● Tasks to perform
a. Could you duplicate the portion of the post on Medicare hospital pricing and ACA rules starting at "CMS projects that" and ending at "through December 2013."?
b. How would you finish out the next part of the post on Medicare hospital pricing and ACA rules, picking up right after its final sentence?

It’s the FEHBlog’s first merry month of May post.

The Centers for Medicare and Medicaid Services informally has disclosed the October 1, 2015, will be the ICD-10 coding set compliance date according to ihealthbeat.  CMS made this announcement in the preamble to the proposed Medicare inpatient hospital pricing rule for FY 2015. According to the CMS press release on that rule:

CMS projects that the payment rate update to general acute care hospitals will be 1.3 percent in FY 2015

Hospital Readmissions Reduction Program.  The maximum reduction in payments under the Hospital Readmissions Reduction program will increase from 2 to 3 percent as required by law.  For FY 2015, CMS proposes to assess hospitals’ readmissions penalties using five readmissions measures endorsed by the National Quality Forum (NQF). Already, CMS estimates that hospital readmissions in Medicare declined by a total of 150,000 from January 2012 through December 2013.

Hospital-Acquired Condition Reduction Program.  CMS proposes to implement the Affordable Care Act’s Hospital Acquired Condition (HAC) Reduction Program.  Beginning in FY 2015, hospitals scoring in the top quartile for the rate of HACs (i.e. those with the poorest performance) will have their Medicare inpatient payments reduced by one percent.  This new program builds on the progress in this area achieved through the existing HAC program, which is currently saving approximately $25 million annually by reducing Medicare payments when certain conditions that are reasonably preventable are acquired in the hospital.

The rule also describes how hospitals can comply with the Affordable Care Act’s requirements to disclose charges for their services online or in response to a request, supporting price transparency for patients and the public.

Today the ACA regulators issued ACA FAQ XIX. The FAQs discuss among other things the Labor Department’s new COBRA notices which highlight the potential benefits of selecting Marketplace over COBRA coverage, and application of the out of pocket maximum rule to reference pricing (the FEHBlog loves the reference pricing concept). The FAQ also announces that the Summary of Benefits and Coverage (and related instructions) and the Uniform Glossary will not be changed this year. 
Oddly in the FEHBlog’s view, Medicare is not subject to the preventive services coverage rules that apply to plans that must comply with the ACA.  The ACA governed plans including FEHB plans must defer to the U.S. Preventive Services Task Force recommendations (grades A and B). In 2013 the USPSTF gave a grade B recommendation to 

annual screening for lung cancer with low-dose computed tomography in adults aged 55 to 80 years who have a 30 pack-year smoking history and currently smoke or have quit within the past 15 years. Screening should be discontinued once the individual has not smoked for 15 years or develops a health problem that significantly limits life expectancy or the ability or willingness to have curative lung surgery.

● Material shown
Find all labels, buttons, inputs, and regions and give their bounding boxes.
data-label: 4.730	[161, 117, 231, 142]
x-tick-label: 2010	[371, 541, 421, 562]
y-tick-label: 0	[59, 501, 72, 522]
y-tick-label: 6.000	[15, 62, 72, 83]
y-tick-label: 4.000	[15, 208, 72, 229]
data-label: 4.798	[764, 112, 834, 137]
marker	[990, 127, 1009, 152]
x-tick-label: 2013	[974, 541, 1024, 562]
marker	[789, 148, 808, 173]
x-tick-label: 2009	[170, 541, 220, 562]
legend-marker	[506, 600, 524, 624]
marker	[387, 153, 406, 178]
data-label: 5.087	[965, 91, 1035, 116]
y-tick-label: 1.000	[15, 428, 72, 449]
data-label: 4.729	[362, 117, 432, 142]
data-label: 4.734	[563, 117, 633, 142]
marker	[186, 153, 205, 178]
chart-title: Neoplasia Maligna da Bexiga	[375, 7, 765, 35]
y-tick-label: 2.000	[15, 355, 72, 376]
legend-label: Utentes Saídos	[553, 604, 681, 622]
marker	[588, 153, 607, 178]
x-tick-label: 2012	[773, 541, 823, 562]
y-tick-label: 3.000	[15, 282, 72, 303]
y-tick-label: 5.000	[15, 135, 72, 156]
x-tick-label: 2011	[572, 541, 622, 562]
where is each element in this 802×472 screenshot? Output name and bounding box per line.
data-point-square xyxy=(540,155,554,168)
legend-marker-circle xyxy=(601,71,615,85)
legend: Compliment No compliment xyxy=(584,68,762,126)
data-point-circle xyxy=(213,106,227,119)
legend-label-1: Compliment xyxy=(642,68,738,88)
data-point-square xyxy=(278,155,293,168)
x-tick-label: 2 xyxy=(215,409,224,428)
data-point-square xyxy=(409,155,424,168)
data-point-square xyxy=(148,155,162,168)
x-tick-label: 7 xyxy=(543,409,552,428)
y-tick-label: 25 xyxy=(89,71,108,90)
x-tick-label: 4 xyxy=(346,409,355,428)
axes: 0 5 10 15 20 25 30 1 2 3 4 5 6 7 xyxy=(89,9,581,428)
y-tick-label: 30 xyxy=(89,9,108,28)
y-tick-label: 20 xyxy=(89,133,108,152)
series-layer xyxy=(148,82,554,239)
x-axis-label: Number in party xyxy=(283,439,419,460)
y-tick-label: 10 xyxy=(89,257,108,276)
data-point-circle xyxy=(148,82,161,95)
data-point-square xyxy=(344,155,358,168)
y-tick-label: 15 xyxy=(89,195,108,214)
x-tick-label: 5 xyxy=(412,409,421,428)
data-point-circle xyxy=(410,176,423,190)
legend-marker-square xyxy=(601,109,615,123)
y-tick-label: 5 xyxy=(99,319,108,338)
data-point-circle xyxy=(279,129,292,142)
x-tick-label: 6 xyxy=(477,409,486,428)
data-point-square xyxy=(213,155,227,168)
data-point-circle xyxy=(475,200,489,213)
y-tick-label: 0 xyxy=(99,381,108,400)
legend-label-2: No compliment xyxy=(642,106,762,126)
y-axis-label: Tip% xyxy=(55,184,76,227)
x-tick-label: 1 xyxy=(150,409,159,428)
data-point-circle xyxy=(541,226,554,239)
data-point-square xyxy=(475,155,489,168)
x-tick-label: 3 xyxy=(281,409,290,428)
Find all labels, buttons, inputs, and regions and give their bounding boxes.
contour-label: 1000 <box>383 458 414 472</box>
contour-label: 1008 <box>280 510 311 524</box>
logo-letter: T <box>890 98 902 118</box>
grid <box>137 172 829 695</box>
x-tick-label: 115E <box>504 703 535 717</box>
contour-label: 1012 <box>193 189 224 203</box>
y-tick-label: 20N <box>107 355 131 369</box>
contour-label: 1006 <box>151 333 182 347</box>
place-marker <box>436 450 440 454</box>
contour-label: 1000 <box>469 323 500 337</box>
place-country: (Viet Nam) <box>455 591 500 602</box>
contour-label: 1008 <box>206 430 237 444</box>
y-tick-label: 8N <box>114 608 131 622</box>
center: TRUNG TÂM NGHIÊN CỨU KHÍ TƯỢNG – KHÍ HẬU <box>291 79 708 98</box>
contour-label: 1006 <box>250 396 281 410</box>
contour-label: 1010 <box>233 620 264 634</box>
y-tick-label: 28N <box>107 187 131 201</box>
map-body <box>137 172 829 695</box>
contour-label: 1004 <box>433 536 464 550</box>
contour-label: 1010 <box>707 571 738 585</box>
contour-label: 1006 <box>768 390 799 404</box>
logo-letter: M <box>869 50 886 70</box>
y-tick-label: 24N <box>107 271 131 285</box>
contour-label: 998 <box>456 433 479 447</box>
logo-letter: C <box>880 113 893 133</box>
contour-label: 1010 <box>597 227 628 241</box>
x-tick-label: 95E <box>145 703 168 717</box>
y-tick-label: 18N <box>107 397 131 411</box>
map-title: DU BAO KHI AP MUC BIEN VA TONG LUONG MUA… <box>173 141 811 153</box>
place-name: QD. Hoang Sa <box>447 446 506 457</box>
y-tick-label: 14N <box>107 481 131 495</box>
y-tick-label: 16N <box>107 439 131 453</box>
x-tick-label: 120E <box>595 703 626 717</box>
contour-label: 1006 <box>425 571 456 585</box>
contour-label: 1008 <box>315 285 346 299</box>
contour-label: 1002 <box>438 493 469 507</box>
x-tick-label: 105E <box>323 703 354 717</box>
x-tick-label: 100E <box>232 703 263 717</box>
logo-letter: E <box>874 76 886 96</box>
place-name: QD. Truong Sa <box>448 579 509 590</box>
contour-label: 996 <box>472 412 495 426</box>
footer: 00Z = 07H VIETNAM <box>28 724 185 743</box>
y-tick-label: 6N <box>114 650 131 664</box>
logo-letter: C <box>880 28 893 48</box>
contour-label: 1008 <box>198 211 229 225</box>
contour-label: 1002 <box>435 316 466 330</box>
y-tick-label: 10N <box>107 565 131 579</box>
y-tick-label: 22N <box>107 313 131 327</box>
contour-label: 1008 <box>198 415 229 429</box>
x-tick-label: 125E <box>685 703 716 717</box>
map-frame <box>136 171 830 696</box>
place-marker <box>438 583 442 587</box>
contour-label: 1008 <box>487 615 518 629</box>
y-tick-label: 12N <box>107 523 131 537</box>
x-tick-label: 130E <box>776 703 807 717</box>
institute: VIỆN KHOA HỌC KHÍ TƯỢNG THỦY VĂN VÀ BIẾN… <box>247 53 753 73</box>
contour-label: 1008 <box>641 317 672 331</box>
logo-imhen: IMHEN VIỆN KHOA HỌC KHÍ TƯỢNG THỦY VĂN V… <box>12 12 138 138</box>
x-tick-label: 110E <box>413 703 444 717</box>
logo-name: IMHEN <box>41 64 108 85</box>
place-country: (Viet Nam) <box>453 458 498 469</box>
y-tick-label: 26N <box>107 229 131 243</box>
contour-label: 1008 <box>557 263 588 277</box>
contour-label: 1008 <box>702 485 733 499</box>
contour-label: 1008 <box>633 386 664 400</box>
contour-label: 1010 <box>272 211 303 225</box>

● Answers by task
a.
CMS projects that the payment rate update to general acute care hospitals will be 1.3 percent in FY 2015

Hospital Readmissions Reduction Program.  The maximum reduction in payments under the Hospital Readmissions Reduction program will increase from 2 to 3 percent as required by law.  For FY 2015, CMS proposes to assess hospitals’ readmissions penalties using five readmissions measures endorsed by the National Quality Forum (NQF). Already, CMS estimates that hospital readmissions in Medicare declined by a total of 150,000 from January 2012 through December 2013.

b.
This recommendation governs FEHBP preventive cares services beginning next year.  Modern Healthcare reports that

Some experts are predicting that the CMS will go along with Wednesday’s controversial decision by an advisory panel not to recommend Medicare coverage of annual CT scans to detect lung cancer in heavy smokers. The nine-member Medicare Evidence Development and Coverage Advisory Committee voted Wednesday that there is not enough research evidence to justify covering the scans. 

This means that if CMS does stand by this recommendation, FEHB plans next year must cover the test which costs $300 to $400 for members with primary Medicare coverage as well as younger members. That’s illogical.

Speaking of nonsequiturs, the FEHBlog took note of this Health Day story concluding that health obesity may be a myth:

Can someone be obese and healthy? A new study and several experts say no. An obese person who has normal blood pressure, normal cholesterol and normal blood sugar levels is still at risk for heart disease, Korean researchers report in the April 30 online edition of the Journal of the American College of Cardiology.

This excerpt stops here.